Exactly repeat the material, dropping only the pictures.

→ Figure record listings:

>>>>

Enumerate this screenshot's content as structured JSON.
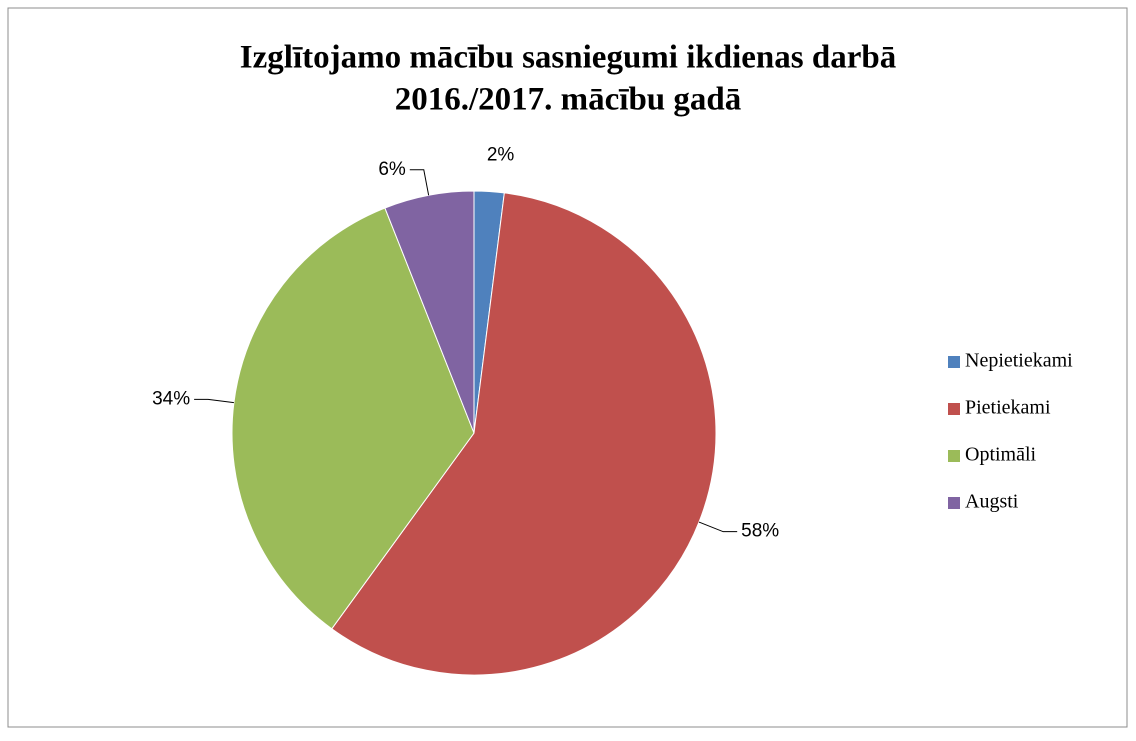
{
  "chart_data": {
    "type": "pie",
    "title": [
      "Izglītojamo mācību sasniegumi ikdienas darbā",
      "2016./2017. mācību gadā"
    ],
    "categories": [
      "Nepietiekami",
      "Pietiekami",
      "Optimāli",
      "Augsti"
    ],
    "values": [
      2,
      58,
      34,
      6
    ],
    "value_labels": [
      "2%",
      "58%",
      "34%",
      "6%"
    ],
    "colors": [
      "#4f81bd",
      "#c0504d",
      "#9bbb59",
      "#8064a2"
    ],
    "legend": "right"
  }
}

<<<<

→ Answer to this problem:
Enumerate this screenshot's content as structured JSON.
{
  "chart_data": {
    "type": "pie",
    "title": [
      "Izglītojamo mācību sasniegumi ikdienas darbā",
      "2016./2017. mācību gadā"
    ],
    "categories": [
      "Nepietiekami",
      "Pietiekami",
      "Optimāli",
      "Augsti"
    ],
    "values": [
      2,
      58,
      34,
      6
    ],
    "value_labels": [
      "2%",
      "58%",
      "34%",
      "6%"
    ],
    "colors": [
      "#4f81bd",
      "#c0504d",
      "#9bbb59",
      "#8064a2"
    ],
    "legend": "right"
  }
}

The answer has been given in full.